> **INSTRUCTIONS TO FOLLOW**:
All of the records below should be output exactly.

> **SUPPLIED MATERIAL**:
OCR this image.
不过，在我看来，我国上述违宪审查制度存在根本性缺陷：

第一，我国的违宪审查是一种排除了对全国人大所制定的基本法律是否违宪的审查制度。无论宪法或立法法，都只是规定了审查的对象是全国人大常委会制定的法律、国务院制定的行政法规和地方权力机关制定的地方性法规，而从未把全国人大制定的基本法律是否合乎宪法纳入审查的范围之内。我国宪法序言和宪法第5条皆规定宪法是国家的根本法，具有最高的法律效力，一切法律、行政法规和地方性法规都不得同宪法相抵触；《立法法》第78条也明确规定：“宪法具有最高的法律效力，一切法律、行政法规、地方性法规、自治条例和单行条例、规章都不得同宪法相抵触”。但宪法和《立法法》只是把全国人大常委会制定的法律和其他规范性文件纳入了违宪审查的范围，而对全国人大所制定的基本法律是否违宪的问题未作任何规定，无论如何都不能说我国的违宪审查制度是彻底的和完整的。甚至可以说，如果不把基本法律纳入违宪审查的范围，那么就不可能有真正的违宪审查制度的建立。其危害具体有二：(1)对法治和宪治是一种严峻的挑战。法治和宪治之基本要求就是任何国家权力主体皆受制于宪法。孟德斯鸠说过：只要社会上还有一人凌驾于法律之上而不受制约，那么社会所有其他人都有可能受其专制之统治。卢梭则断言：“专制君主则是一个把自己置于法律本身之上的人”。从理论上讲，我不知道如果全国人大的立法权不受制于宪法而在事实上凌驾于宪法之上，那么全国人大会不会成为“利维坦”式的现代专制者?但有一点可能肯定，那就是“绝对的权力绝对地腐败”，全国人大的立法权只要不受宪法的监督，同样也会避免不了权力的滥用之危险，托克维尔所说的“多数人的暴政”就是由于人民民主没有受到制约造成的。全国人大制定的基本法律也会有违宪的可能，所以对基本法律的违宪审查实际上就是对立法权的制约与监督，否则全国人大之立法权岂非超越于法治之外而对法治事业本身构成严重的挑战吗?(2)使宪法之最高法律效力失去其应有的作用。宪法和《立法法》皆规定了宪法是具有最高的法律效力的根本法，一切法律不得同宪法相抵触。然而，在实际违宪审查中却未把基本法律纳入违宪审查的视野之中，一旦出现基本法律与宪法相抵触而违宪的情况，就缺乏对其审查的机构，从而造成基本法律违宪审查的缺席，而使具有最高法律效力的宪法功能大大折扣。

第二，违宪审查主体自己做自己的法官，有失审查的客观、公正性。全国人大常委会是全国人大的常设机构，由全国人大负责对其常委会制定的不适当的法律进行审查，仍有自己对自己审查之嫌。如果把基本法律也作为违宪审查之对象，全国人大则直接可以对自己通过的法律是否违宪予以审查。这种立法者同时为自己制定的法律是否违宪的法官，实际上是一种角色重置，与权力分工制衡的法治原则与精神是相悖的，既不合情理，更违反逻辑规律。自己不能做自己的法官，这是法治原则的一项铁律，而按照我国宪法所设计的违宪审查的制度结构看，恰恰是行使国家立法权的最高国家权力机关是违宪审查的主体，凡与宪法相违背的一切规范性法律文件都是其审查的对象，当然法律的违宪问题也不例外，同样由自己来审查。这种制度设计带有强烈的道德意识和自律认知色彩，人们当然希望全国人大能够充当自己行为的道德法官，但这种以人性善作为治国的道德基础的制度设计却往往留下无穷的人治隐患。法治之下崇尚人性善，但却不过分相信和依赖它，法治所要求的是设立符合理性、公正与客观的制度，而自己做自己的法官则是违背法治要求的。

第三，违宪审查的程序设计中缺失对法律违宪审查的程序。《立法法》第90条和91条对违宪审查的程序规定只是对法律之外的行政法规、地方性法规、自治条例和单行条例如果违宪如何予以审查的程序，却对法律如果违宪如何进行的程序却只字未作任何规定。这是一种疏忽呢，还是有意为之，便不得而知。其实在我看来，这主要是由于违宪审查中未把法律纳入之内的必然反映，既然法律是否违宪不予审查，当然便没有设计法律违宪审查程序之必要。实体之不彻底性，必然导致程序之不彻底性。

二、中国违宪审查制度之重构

> **ANSWER TO THIS PROBLEM**:
OCR this image.
不过，在我看来，我国上述违宪审查制度存在根本性缺陷：

第一，我国的违宪审查是一种排除了对全国人大所制定的基本法律是否违宪的审查制度。无论宪法或立法法，都只是规定了审查的对象是全国人大常委会制定的法律、国务院制定的行政法规和地方权力机关制定的地方性法规，而从未把全国人大制定的基本法律是否合乎宪法纳入审查的范围之内。我国宪法序言和宪法第5条皆规定宪法是国家的根本法，具有最高的法律效力，一切法律、行政法规和地方性法规都不得同宪法相抵触；《立法法》第78条也明确规定：“宪法具有最高的法律效力，一切法律、行政法规、地方性法规、自治条例和单行条例、规章都不得同宪法相抵触”。但宪法和《立法法》只是把全国人大常委会制定的法律和其他规范性文件纳入了违宪审查的范围，而对全国人大所制定的基本法律是否违宪的问题未作任何规定，无论如何都不能说我国的违宪审查制度是彻底的和完整的。甚至可以说，如果不把基本法律纳入违宪审查的范围，那么就不可能有真正的违宪审查制度的建立。其危害具体有二：(1)对法治和宪治是一种严峻的挑战。法治和宪治之基本要求就是任何国家权力主体皆受制于宪法。孟德斯鸠说过：只要社会上还有一人凌驾于法律之上而不受制约，那么社会所有其他人都有可能受其专制之统治。卢梭则断言：“专制君主则是一个把自己置于法律本身之上的人”。从理论上讲，我不知道如果全国人大的立法权不受制于宪法而在事实上凌驾于宪法之上，那么全国人大会不会成为“利维坦”式的现代专制者?但有一点可能肯定，那就是“绝对的权力绝对地腐败”，全国人大的立法权只要不受宪法的监督，同样也会避免不了权力的滥用之危险，托克维尔所说的“多数人的暴政”就是由于人民民主没有受到制约造成的。全国人大制定的基本法律也会有违宪的可能，所以对基本法律的违宪审查实际上就是对立法权的制约与监督，否则全国人大之立法权岂非超越于法治之外而对法治事业本身构成严重的挑战吗?(2)使宪法之最高法律效力失去其应有的作用。宪法和《立法法》皆规定了宪法是具有最高的法律效力的根本法，一切法律不得同宪法相抵触。然而，在实际违宪审查中却未把基本法律纳入违宪审查的视野之中，一旦出现基本法律与宪法相抵触而违宪的情况，就缺乏对其审查的机构，从而造成基本法律违宪审查的缺席，而使具有最高法律效力的宪法功能大大折扣。

第二，违宪审查主体自己做自己的法官，有失审查的客观、公正性。全国人大常委会是全国人大的常设机构，由全国人大负责对其常委会制定的不适当的法律进行审查，仍有自己对自己审查之嫌。如果把基本法律也作为违宪审查之对象，全国人大则直接可以对自己通过的法律是否违宪予以审查。这种立法者同时为自己制定的法律是否违宪的法官，实际上是一种角色重置，与权力分工制衡的法治原则与精神是相悖的，既不合情理，更违反逻辑规律。自己不能做自己的法官，这是法治原则的一项铁律，而按照我国宪法所设计的违宪审查的制度结构看，恰恰是行使国家立法权的最高国家权力机关是违宪审查的主体，凡与宪法相违背的一切规范性法律文件都是其审查的对象，当然法律的违宪问题也不例外，同样由自己来审查。这种制度设计带有强烈的道德意识和自律认知色彩，人们当然希望全国人大能够充当自己行为的道德法官，但这种以人性善作为治国的道德基础的制度设计却往往留下无穷的人治隐患。法治之下崇尚人性善，但却不过分相信和依赖它，法治所要求的是设立符合理性、公正与客观的制度，而自己做自己的法官则是违背法治要求的。

第三，违宪审查的程序设计中缺失对法律违宪审查的程序。《立法法》第90条和91条对违宪审查的程序规定只是对法律之外的行政法规、地方性法规、自治条例和单行条例如果违宪如何予以审查的程序，却对法律如果违宪如何进行的程序却只字未作任何规定。这是一种疏忽呢，还是有意为之，便不得而知。其实在我看来，这主要是由于违宪审查中未把法律纳入之内的必然反映，既然法律是否违宪不予审查，当然便没有设计法律违宪审查程序之必要。实体之不彻底性，必然导致程序之不彻底性。

二、中国违宪审查制度之重构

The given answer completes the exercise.